◆ EXTRACTED ENTRIES:
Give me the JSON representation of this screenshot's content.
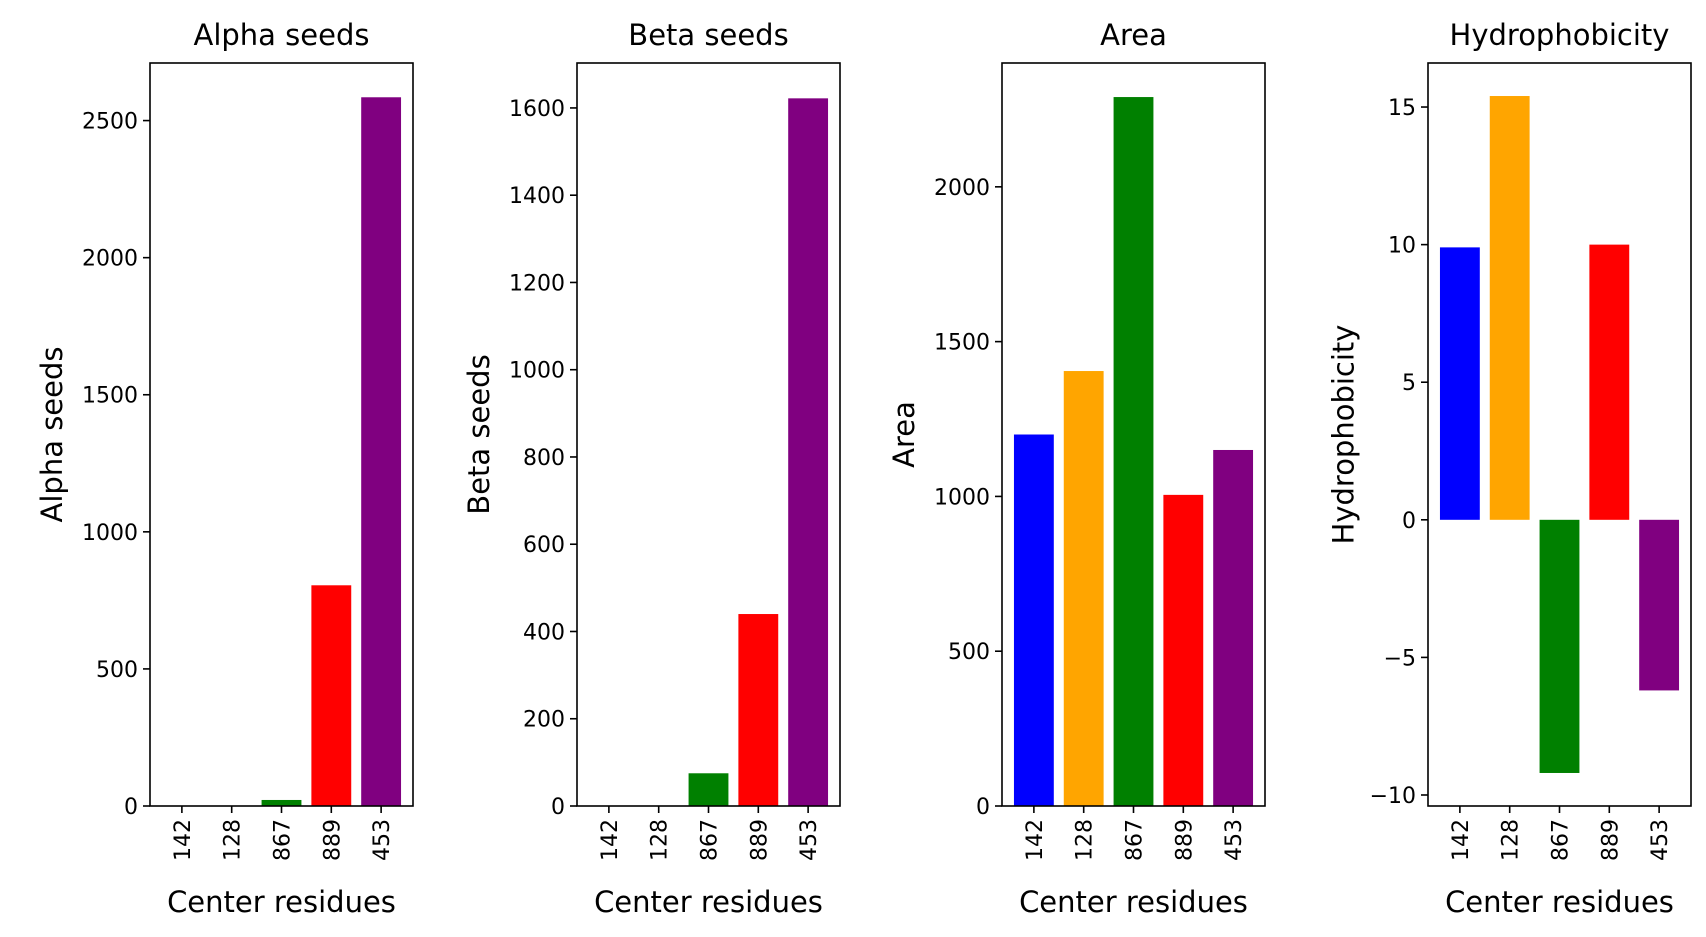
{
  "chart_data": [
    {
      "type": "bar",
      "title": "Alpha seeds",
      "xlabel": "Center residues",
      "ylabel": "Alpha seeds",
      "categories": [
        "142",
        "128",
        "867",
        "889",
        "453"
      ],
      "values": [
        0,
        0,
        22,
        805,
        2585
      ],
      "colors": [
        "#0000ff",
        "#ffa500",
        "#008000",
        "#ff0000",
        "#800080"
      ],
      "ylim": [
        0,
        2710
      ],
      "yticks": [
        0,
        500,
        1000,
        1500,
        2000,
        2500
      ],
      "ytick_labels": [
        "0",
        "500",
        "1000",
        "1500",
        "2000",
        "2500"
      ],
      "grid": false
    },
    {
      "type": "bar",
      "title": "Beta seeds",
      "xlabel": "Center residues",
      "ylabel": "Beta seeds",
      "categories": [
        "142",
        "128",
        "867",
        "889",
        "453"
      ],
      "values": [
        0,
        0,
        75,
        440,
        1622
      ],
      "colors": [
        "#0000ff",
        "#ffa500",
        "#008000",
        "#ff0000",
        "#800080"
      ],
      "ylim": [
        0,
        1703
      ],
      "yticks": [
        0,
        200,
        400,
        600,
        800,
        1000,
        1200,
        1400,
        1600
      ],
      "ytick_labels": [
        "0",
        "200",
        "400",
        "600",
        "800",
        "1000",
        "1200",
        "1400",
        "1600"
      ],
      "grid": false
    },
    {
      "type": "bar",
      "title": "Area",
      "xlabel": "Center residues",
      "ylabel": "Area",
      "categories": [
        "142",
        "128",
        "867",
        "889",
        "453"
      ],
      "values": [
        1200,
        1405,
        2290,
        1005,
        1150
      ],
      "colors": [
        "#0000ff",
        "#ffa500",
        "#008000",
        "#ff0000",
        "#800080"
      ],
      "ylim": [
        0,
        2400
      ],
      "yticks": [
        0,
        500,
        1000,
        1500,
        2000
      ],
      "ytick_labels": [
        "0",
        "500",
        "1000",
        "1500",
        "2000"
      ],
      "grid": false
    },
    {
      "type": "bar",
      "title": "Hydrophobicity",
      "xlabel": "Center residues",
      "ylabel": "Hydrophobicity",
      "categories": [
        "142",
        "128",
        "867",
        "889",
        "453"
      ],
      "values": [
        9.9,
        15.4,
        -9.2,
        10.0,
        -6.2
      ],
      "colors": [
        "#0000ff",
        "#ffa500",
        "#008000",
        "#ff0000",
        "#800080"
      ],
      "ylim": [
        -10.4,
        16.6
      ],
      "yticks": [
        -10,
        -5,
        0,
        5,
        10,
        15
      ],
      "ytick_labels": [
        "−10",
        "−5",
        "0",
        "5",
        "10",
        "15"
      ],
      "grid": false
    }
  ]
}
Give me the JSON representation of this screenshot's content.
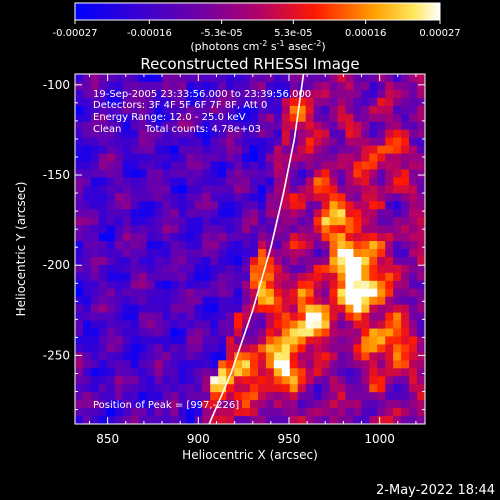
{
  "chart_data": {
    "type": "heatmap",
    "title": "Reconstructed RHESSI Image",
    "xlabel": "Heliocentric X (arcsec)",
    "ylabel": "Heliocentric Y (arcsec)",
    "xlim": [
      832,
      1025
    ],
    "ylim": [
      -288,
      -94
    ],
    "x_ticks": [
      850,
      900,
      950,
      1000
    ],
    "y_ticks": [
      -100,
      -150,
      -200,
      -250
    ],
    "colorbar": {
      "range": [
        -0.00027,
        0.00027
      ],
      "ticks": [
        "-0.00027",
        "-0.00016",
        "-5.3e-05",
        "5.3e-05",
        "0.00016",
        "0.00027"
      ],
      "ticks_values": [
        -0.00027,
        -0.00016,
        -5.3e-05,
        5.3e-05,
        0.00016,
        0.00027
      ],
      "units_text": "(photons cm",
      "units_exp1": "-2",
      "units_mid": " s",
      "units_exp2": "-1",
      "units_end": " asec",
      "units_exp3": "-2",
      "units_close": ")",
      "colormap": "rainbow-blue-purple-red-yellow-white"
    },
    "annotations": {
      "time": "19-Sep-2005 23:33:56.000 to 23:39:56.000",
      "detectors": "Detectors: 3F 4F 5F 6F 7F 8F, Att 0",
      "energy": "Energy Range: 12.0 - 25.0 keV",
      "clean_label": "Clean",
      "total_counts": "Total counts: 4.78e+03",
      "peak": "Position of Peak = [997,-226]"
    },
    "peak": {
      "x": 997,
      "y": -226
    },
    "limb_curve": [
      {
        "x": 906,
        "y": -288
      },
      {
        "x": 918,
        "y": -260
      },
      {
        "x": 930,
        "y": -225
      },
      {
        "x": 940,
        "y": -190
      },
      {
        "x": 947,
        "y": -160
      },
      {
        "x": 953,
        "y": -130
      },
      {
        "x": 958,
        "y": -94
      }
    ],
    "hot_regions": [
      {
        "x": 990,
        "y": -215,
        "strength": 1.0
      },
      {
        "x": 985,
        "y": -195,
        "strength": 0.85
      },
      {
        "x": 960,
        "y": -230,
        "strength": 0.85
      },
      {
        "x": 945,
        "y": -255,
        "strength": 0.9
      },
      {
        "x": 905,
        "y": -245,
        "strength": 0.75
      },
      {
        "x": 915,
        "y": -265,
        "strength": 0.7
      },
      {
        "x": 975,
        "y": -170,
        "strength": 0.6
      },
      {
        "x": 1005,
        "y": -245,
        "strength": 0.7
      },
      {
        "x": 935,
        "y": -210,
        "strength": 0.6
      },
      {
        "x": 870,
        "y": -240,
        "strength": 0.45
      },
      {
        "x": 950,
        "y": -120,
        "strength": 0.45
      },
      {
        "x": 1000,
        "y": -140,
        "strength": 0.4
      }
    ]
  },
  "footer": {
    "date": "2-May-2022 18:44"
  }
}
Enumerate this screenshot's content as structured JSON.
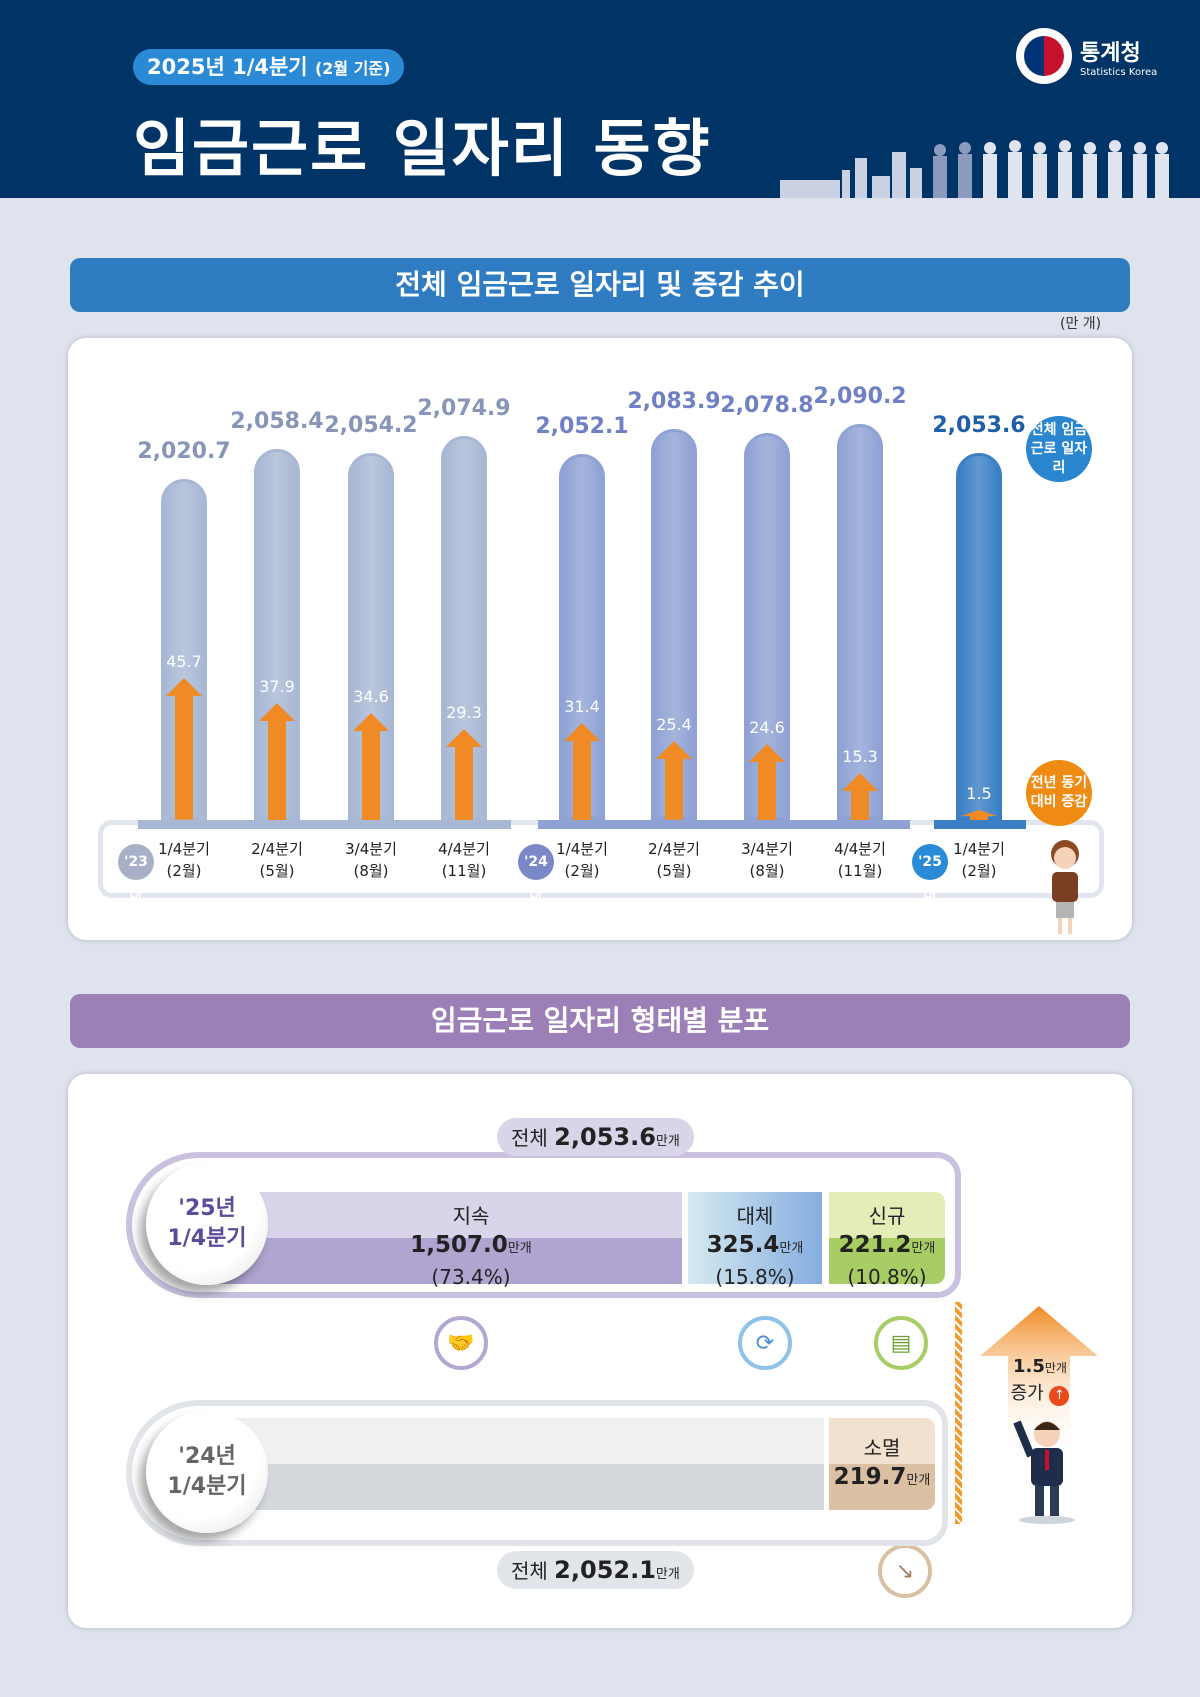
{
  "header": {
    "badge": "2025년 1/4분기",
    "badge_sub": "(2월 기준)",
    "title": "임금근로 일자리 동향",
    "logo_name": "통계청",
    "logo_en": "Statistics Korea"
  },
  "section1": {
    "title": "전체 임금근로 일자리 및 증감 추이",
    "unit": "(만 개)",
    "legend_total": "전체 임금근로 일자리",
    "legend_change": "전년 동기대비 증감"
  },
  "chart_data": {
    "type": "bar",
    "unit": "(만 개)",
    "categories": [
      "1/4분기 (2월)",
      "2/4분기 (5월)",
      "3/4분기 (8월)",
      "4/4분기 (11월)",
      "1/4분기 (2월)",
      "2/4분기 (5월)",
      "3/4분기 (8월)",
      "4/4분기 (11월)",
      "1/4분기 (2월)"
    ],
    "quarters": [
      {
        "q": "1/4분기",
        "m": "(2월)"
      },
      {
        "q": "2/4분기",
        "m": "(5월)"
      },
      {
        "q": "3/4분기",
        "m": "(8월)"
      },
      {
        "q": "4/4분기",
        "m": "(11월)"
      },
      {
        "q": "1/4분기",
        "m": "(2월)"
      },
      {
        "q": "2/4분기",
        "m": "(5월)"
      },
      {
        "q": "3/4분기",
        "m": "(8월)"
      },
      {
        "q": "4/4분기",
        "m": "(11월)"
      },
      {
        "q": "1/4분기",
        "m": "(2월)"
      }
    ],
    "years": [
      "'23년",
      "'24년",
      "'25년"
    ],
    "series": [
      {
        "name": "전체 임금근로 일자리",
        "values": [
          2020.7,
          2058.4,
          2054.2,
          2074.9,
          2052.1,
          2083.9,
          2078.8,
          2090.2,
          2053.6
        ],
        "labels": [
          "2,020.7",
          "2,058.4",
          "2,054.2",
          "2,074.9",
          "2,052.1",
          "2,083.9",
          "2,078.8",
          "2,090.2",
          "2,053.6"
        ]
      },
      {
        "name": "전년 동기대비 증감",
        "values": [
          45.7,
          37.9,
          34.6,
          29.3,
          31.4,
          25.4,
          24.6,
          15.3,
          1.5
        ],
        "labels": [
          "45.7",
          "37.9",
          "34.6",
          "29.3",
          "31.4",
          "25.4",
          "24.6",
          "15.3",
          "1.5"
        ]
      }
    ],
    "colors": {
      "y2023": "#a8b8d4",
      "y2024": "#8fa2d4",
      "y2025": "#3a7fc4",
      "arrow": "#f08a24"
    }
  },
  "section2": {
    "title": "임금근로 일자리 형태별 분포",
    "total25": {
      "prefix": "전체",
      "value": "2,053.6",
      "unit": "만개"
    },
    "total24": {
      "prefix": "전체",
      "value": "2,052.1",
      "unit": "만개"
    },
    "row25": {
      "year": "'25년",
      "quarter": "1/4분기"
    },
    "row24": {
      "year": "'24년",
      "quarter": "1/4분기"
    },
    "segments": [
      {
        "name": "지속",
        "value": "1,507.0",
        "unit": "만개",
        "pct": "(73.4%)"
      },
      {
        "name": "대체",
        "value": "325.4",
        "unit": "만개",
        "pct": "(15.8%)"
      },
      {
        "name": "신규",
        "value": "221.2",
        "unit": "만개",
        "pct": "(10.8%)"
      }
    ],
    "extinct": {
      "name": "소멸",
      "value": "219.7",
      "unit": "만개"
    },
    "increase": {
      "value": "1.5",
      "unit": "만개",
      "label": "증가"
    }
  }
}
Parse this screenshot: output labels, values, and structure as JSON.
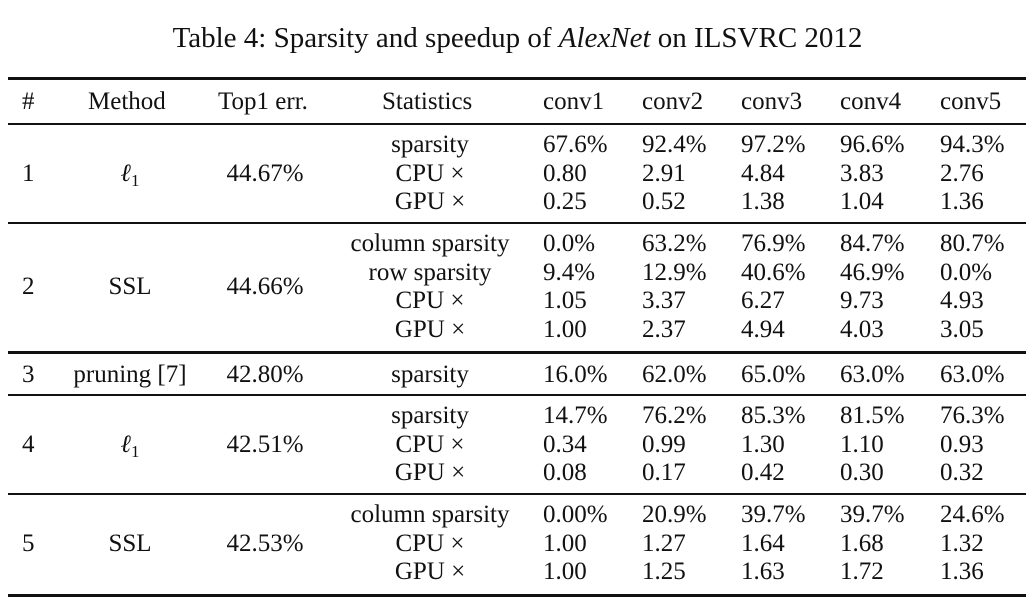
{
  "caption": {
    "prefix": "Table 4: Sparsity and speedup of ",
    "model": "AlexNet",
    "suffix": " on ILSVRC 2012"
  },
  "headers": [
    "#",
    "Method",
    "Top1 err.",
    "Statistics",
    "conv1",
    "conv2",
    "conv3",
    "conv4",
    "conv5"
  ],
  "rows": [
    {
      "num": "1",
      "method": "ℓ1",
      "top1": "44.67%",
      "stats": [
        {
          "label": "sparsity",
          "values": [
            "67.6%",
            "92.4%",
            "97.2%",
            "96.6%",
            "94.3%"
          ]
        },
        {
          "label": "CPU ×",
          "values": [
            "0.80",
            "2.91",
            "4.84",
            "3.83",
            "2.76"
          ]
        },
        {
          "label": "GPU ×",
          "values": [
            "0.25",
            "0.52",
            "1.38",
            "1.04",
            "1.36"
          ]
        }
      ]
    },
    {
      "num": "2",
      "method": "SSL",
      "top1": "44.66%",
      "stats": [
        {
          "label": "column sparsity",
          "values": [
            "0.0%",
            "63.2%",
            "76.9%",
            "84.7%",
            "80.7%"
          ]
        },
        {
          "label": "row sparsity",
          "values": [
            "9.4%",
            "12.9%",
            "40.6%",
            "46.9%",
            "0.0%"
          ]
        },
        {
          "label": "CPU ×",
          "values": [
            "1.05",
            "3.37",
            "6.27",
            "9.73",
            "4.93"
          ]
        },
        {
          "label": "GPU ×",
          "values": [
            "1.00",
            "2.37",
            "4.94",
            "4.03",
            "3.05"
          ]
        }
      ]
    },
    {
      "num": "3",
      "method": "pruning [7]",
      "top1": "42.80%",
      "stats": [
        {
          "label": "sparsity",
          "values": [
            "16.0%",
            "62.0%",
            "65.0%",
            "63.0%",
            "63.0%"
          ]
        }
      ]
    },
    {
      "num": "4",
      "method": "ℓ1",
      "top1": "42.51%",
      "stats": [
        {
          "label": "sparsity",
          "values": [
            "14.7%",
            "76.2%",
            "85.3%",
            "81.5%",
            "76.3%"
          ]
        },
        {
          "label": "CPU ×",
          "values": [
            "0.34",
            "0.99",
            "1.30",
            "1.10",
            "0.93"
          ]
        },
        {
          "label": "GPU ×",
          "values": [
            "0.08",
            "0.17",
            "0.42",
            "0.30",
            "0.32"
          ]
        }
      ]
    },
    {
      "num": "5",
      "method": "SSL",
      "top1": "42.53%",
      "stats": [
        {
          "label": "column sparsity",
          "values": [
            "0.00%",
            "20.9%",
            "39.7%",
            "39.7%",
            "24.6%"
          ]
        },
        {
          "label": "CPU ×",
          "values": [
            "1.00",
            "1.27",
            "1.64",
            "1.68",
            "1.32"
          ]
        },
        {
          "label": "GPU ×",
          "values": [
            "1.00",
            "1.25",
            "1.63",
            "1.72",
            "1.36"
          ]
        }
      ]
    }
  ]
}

◆ TASK REQUIREMENTS: Pick out the lines that have the word "arcsec". Copy them all.

◆ RESULT:
    "xlabel": "Heliocentric X (arcsec)",
    "ylabel": "Heliocentric Y (arcsec)",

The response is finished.